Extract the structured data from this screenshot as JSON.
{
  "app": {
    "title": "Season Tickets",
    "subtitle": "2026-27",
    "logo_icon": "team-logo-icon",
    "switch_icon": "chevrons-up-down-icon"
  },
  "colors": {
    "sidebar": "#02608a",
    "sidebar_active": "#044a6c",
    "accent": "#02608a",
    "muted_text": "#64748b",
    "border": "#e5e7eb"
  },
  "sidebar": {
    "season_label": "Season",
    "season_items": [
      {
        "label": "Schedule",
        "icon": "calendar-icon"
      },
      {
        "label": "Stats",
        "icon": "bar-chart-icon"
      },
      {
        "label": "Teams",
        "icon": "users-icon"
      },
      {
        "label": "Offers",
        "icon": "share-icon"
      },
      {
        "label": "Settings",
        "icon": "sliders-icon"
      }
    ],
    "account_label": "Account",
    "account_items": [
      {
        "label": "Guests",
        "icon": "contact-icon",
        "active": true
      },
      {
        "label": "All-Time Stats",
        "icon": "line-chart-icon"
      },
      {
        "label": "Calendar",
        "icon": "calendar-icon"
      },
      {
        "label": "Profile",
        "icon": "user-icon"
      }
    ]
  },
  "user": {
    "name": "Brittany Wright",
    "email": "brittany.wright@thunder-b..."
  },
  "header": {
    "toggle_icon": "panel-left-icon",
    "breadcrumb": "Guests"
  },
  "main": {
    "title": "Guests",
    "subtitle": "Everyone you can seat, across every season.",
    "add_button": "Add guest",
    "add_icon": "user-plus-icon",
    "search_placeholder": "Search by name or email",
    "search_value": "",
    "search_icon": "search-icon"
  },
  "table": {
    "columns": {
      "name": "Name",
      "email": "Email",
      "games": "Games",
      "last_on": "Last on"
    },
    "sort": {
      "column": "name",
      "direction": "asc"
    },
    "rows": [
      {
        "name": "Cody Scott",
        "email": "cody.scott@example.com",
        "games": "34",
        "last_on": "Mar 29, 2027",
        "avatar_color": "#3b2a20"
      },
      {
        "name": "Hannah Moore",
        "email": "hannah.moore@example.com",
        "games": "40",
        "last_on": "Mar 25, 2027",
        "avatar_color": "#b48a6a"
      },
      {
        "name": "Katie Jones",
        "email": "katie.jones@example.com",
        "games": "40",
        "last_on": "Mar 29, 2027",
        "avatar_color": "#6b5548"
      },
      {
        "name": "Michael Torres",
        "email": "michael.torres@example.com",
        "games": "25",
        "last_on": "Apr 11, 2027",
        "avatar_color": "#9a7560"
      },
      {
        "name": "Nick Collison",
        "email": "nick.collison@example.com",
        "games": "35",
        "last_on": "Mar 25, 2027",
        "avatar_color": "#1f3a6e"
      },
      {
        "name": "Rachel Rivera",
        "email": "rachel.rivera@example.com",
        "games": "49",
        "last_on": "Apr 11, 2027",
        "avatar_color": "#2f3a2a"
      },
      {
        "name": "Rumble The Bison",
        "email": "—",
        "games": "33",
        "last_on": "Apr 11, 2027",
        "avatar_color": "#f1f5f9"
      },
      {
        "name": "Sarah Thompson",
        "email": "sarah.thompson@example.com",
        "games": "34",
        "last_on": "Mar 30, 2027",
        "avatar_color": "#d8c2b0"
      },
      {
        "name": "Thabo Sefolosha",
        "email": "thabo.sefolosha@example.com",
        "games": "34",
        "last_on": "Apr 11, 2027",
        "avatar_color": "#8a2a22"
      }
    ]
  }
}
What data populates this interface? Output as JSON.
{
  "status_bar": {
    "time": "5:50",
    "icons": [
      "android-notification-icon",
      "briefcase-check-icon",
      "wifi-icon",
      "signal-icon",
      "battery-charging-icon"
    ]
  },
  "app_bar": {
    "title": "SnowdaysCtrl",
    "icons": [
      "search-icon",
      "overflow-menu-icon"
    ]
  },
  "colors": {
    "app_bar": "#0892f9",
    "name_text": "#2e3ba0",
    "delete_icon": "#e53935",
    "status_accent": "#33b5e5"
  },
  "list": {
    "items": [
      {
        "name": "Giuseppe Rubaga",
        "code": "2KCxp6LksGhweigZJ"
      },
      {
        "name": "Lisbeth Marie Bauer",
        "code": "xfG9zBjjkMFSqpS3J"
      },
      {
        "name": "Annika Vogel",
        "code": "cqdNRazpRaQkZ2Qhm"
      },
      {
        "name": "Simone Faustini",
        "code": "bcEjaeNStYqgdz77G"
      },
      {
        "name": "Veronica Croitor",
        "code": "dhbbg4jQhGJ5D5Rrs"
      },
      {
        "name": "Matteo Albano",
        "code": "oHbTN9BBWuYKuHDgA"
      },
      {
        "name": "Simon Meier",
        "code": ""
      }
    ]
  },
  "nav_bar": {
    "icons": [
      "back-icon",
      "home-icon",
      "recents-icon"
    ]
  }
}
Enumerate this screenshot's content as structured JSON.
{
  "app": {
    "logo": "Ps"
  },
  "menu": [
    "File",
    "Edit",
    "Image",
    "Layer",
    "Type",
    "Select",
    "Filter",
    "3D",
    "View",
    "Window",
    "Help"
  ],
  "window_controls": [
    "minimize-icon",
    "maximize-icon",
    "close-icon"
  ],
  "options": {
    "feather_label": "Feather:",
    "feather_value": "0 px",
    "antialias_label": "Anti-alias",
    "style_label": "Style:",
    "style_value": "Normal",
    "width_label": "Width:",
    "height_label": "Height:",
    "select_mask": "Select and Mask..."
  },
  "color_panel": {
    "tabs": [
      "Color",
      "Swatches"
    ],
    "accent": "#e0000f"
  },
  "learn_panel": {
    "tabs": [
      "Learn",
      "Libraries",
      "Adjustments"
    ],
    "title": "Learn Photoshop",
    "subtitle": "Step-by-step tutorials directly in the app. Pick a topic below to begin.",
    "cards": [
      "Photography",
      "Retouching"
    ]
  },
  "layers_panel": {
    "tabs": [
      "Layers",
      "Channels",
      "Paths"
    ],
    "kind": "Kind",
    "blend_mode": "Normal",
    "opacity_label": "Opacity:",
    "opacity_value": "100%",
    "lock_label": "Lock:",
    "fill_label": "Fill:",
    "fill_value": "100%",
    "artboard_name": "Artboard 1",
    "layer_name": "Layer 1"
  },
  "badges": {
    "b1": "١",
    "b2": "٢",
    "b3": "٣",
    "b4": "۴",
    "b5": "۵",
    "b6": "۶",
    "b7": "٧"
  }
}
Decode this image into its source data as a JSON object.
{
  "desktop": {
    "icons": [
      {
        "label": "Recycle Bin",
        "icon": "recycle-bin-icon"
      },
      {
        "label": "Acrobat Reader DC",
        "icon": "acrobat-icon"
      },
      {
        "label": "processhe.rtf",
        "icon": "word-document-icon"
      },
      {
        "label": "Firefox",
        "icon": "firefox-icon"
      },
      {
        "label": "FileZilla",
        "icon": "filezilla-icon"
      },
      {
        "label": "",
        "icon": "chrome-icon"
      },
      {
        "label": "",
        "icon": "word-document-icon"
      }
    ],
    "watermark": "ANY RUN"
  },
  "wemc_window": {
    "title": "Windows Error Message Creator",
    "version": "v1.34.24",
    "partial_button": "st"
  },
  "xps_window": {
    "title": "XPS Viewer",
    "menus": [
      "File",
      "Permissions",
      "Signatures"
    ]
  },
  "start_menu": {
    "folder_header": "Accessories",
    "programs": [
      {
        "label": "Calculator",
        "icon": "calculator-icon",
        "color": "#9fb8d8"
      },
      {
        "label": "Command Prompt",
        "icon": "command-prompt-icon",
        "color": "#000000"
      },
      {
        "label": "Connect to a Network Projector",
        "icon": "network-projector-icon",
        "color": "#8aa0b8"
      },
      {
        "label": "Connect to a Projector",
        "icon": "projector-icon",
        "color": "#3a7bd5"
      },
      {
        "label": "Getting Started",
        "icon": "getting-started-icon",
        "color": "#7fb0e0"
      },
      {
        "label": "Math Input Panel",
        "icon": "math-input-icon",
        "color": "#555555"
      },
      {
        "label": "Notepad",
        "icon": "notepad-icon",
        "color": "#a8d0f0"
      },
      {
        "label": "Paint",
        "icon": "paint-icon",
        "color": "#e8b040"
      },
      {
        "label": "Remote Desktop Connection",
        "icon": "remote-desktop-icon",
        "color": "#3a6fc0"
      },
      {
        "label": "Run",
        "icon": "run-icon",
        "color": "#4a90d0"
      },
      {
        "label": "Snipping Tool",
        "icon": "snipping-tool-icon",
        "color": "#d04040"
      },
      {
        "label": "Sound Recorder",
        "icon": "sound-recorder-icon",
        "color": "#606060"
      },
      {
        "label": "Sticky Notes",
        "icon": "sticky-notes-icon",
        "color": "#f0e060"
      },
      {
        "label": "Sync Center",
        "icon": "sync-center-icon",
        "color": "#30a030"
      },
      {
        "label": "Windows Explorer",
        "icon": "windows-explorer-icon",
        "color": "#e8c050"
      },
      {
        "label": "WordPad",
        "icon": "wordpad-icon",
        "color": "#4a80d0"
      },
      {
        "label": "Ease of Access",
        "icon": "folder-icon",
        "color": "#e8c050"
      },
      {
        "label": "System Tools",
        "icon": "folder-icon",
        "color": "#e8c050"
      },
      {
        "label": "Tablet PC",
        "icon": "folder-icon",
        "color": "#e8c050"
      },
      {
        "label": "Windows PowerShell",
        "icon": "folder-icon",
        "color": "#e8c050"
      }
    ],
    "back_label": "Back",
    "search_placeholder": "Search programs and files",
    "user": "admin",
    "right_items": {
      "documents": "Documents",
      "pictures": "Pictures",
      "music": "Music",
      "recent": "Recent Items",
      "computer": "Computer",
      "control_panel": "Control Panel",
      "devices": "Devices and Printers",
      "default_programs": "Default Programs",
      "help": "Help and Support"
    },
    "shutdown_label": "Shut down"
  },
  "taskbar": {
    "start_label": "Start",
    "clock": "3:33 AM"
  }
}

-------------------------

## GIVEN TASK
Search the lines above for the string "subtitle", then show every one that has it.

## THE OUTPUT
    "subtitle": "2026-27",
    "subtitle": "Everyone you can seat, across every season.",
    "subtitle": "Step-by-step tutorials directly in the app. Pick a topic below to begin.",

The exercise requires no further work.